Leave the pictures out. Return all other data exactly.

▶ _MATERIAL FOR THE TASK_:
....

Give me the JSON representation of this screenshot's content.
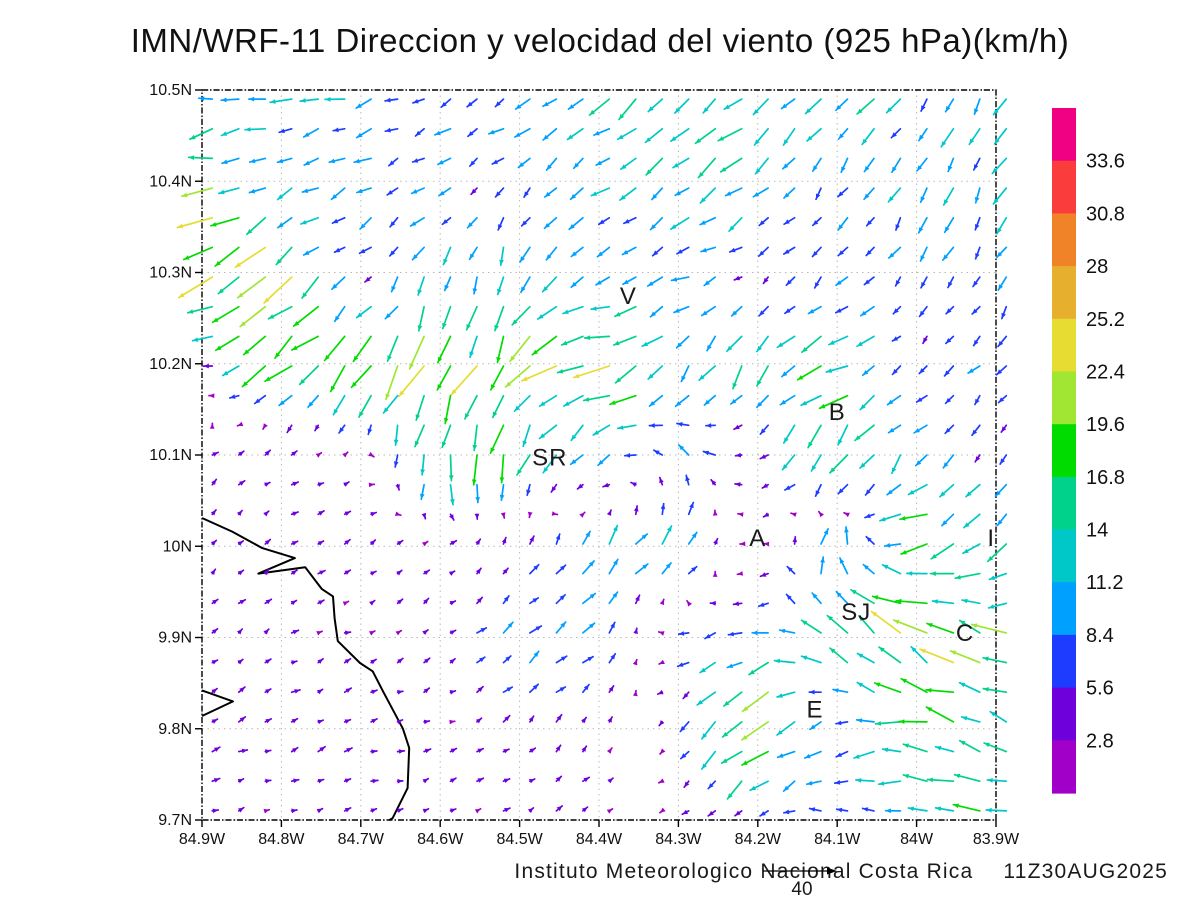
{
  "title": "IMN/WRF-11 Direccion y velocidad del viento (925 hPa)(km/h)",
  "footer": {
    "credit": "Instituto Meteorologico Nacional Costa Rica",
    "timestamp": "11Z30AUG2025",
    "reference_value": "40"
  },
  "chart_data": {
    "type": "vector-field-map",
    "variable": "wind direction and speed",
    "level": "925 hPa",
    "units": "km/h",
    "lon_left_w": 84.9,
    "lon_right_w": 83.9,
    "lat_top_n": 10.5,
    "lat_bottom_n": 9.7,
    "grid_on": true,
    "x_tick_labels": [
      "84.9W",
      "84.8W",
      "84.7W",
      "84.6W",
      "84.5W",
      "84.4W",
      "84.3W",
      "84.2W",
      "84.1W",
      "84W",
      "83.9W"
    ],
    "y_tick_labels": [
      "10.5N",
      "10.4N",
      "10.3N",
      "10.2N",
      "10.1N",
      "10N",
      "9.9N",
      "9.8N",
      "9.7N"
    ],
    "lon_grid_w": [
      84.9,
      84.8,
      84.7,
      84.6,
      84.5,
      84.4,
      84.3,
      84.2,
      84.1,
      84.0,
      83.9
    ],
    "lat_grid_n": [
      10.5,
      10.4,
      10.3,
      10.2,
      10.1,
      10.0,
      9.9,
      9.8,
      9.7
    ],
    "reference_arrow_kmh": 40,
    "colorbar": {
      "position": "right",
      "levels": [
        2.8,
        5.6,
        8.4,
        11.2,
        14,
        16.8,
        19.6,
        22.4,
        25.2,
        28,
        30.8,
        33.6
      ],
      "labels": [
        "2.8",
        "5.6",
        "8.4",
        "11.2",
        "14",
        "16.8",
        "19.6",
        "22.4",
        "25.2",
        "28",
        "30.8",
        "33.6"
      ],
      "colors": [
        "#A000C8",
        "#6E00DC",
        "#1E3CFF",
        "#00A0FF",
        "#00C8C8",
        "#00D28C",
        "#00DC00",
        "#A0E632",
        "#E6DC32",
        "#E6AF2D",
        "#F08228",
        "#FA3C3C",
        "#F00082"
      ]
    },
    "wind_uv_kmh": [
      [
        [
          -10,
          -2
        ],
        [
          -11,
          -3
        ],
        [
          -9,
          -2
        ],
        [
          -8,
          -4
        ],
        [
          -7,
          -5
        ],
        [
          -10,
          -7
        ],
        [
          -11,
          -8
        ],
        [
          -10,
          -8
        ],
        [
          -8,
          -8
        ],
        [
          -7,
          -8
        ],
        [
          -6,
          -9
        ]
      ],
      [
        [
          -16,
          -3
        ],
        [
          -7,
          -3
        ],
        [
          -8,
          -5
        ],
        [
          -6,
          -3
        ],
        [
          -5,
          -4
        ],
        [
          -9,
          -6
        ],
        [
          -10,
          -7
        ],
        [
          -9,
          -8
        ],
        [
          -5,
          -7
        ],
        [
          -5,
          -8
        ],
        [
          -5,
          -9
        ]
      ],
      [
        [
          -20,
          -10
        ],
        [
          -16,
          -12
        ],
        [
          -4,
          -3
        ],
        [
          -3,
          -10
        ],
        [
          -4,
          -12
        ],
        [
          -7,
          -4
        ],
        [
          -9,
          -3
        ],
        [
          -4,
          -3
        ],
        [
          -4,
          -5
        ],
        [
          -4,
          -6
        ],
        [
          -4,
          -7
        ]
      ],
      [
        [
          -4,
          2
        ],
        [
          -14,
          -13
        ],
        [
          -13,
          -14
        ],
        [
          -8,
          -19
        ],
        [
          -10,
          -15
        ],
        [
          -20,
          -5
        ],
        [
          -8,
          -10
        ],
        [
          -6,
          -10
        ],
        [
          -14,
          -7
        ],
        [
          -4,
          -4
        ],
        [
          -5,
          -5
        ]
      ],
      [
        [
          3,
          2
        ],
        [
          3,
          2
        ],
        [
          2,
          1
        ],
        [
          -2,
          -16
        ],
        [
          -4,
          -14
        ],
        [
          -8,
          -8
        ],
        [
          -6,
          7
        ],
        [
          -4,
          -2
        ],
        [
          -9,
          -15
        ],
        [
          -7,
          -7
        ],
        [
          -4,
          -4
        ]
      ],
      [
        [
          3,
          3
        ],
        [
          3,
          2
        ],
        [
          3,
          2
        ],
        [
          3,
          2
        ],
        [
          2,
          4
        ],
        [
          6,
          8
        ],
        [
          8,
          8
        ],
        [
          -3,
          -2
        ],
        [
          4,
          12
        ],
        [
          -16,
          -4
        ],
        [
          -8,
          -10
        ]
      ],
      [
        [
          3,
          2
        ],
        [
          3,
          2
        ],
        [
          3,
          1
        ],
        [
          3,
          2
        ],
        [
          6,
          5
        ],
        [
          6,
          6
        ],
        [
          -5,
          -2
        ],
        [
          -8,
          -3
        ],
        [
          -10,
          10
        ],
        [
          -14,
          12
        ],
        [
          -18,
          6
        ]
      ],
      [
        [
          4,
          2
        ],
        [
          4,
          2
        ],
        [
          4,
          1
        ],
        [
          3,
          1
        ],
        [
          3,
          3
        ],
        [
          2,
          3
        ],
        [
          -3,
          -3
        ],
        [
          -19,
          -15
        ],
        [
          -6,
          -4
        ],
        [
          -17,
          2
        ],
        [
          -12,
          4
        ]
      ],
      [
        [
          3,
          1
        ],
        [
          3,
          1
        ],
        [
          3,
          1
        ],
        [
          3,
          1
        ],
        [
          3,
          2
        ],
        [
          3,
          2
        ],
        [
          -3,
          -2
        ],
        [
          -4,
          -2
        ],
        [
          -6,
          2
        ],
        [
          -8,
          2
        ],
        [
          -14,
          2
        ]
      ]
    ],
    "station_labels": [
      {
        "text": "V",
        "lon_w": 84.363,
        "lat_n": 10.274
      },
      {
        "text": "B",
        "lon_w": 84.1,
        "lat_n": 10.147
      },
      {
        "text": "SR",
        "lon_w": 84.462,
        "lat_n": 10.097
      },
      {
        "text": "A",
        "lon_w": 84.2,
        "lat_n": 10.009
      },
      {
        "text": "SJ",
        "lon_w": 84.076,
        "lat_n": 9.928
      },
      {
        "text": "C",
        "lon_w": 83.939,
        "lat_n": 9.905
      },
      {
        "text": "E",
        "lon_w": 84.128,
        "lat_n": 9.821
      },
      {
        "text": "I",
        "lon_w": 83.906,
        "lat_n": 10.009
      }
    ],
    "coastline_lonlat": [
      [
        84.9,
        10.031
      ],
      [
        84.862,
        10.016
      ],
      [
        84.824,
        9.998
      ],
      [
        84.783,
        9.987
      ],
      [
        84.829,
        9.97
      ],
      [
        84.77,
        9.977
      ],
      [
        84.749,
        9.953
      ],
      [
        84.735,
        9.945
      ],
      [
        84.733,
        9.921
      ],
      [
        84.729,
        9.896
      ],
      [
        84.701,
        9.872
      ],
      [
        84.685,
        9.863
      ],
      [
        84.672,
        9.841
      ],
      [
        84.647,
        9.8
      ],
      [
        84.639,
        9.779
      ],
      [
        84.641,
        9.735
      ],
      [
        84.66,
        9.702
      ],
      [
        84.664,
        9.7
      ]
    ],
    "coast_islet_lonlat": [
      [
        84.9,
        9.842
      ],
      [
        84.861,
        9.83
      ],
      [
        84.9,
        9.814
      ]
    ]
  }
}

....

▶ _COMPLETE ANSWER_:
Give me the JSON representation of this screenshot's content.
{
  "title": "IMN/WRF-11 Direccion y velocidad del viento (925 hPa)(km/h)",
  "footer": {
    "credit": "Instituto Meteorologico Nacional Costa Rica",
    "timestamp": "11Z30AUG2025",
    "reference_value": "40"
  },
  "chart_data": {
    "type": "vector-field-map",
    "variable": "wind direction and speed",
    "level": "925 hPa",
    "units": "km/h",
    "lon_left_w": 84.9,
    "lon_right_w": 83.9,
    "lat_top_n": 10.5,
    "lat_bottom_n": 9.7,
    "grid_on": true,
    "x_tick_labels": [
      "84.9W",
      "84.8W",
      "84.7W",
      "84.6W",
      "84.5W",
      "84.4W",
      "84.3W",
      "84.2W",
      "84.1W",
      "84W",
      "83.9W"
    ],
    "y_tick_labels": [
      "10.5N",
      "10.4N",
      "10.3N",
      "10.2N",
      "10.1N",
      "10N",
      "9.9N",
      "9.8N",
      "9.7N"
    ],
    "lon_grid_w": [
      84.9,
      84.8,
      84.7,
      84.6,
      84.5,
      84.4,
      84.3,
      84.2,
      84.1,
      84.0,
      83.9
    ],
    "lat_grid_n": [
      10.5,
      10.4,
      10.3,
      10.2,
      10.1,
      10.0,
      9.9,
      9.8,
      9.7
    ],
    "reference_arrow_kmh": 40,
    "colorbar": {
      "position": "right",
      "levels": [
        2.8,
        5.6,
        8.4,
        11.2,
        14,
        16.8,
        19.6,
        22.4,
        25.2,
        28,
        30.8,
        33.6
      ],
      "labels": [
        "2.8",
        "5.6",
        "8.4",
        "11.2",
        "14",
        "16.8",
        "19.6",
        "22.4",
        "25.2",
        "28",
        "30.8",
        "33.6"
      ],
      "colors": [
        "#A000C8",
        "#6E00DC",
        "#1E3CFF",
        "#00A0FF",
        "#00C8C8",
        "#00D28C",
        "#00DC00",
        "#A0E632",
        "#E6DC32",
        "#E6AF2D",
        "#F08228",
        "#FA3C3C",
        "#F00082"
      ]
    },
    "wind_uv_kmh": [
      [
        [
          -10,
          -2
        ],
        [
          -11,
          -3
        ],
        [
          -9,
          -2
        ],
        [
          -8,
          -4
        ],
        [
          -7,
          -5
        ],
        [
          -10,
          -7
        ],
        [
          -11,
          -8
        ],
        [
          -10,
          -8
        ],
        [
          -8,
          -8
        ],
        [
          -7,
          -8
        ],
        [
          -6,
          -9
        ]
      ],
      [
        [
          -16,
          -3
        ],
        [
          -7,
          -3
        ],
        [
          -8,
          -5
        ],
        [
          -6,
          -3
        ],
        [
          -5,
          -4
        ],
        [
          -9,
          -6
        ],
        [
          -10,
          -7
        ],
        [
          -9,
          -8
        ],
        [
          -5,
          -7
        ],
        [
          -5,
          -8
        ],
        [
          -5,
          -9
        ]
      ],
      [
        [
          -20,
          -10
        ],
        [
          -16,
          -12
        ],
        [
          -4,
          -3
        ],
        [
          -3,
          -10
        ],
        [
          -4,
          -12
        ],
        [
          -7,
          -4
        ],
        [
          -9,
          -3
        ],
        [
          -4,
          -3
        ],
        [
          -4,
          -5
        ],
        [
          -4,
          -6
        ],
        [
          -4,
          -7
        ]
      ],
      [
        [
          -4,
          2
        ],
        [
          -14,
          -13
        ],
        [
          -13,
          -14
        ],
        [
          -8,
          -19
        ],
        [
          -10,
          -15
        ],
        [
          -20,
          -5
        ],
        [
          -8,
          -10
        ],
        [
          -6,
          -10
        ],
        [
          -14,
          -7
        ],
        [
          -4,
          -4
        ],
        [
          -5,
          -5
        ]
      ],
      [
        [
          3,
          2
        ],
        [
          3,
          2
        ],
        [
          2,
          1
        ],
        [
          -2,
          -16
        ],
        [
          -4,
          -14
        ],
        [
          -8,
          -8
        ],
        [
          -6,
          7
        ],
        [
          -4,
          -2
        ],
        [
          -9,
          -15
        ],
        [
          -7,
          -7
        ],
        [
          -4,
          -4
        ]
      ],
      [
        [
          3,
          3
        ],
        [
          3,
          2
        ],
        [
          3,
          2
        ],
        [
          3,
          2
        ],
        [
          2,
          4
        ],
        [
          6,
          8
        ],
        [
          8,
          8
        ],
        [
          -3,
          -2
        ],
        [
          4,
          12
        ],
        [
          -16,
          -4
        ],
        [
          -8,
          -10
        ]
      ],
      [
        [
          3,
          2
        ],
        [
          3,
          2
        ],
        [
          3,
          1
        ],
        [
          3,
          2
        ],
        [
          6,
          5
        ],
        [
          6,
          6
        ],
        [
          -5,
          -2
        ],
        [
          -8,
          -3
        ],
        [
          -10,
          10
        ],
        [
          -14,
          12
        ],
        [
          -18,
          6
        ]
      ],
      [
        [
          4,
          2
        ],
        [
          4,
          2
        ],
        [
          4,
          1
        ],
        [
          3,
          1
        ],
        [
          3,
          3
        ],
        [
          2,
          3
        ],
        [
          -3,
          -3
        ],
        [
          -19,
          -15
        ],
        [
          -6,
          -4
        ],
        [
          -17,
          2
        ],
        [
          -12,
          4
        ]
      ],
      [
        [
          3,
          1
        ],
        [
          3,
          1
        ],
        [
          3,
          1
        ],
        [
          3,
          1
        ],
        [
          3,
          2
        ],
        [
          3,
          2
        ],
        [
          -3,
          -2
        ],
        [
          -4,
          -2
        ],
        [
          -6,
          2
        ],
        [
          -8,
          2
        ],
        [
          -14,
          2
        ]
      ]
    ],
    "station_labels": [
      {
        "text": "V",
        "lon_w": 84.363,
        "lat_n": 10.274
      },
      {
        "text": "B",
        "lon_w": 84.1,
        "lat_n": 10.147
      },
      {
        "text": "SR",
        "lon_w": 84.462,
        "lat_n": 10.097
      },
      {
        "text": "A",
        "lon_w": 84.2,
        "lat_n": 10.009
      },
      {
        "text": "SJ",
        "lon_w": 84.076,
        "lat_n": 9.928
      },
      {
        "text": "C",
        "lon_w": 83.939,
        "lat_n": 9.905
      },
      {
        "text": "E",
        "lon_w": 84.128,
        "lat_n": 9.821
      },
      {
        "text": "I",
        "lon_w": 83.906,
        "lat_n": 10.009
      }
    ],
    "coastline_lonlat": [
      [
        84.9,
        10.031
      ],
      [
        84.862,
        10.016
      ],
      [
        84.824,
        9.998
      ],
      [
        84.783,
        9.987
      ],
      [
        84.829,
        9.97
      ],
      [
        84.77,
        9.977
      ],
      [
        84.749,
        9.953
      ],
      [
        84.735,
        9.945
      ],
      [
        84.733,
        9.921
      ],
      [
        84.729,
        9.896
      ],
      [
        84.701,
        9.872
      ],
      [
        84.685,
        9.863
      ],
      [
        84.672,
        9.841
      ],
      [
        84.647,
        9.8
      ],
      [
        84.639,
        9.779
      ],
      [
        84.641,
        9.735
      ],
      [
        84.66,
        9.702
      ],
      [
        84.664,
        9.7
      ]
    ],
    "coast_islet_lonlat": [
      [
        84.9,
        9.842
      ],
      [
        84.861,
        9.83
      ],
      [
        84.9,
        9.814
      ]
    ]
  }
}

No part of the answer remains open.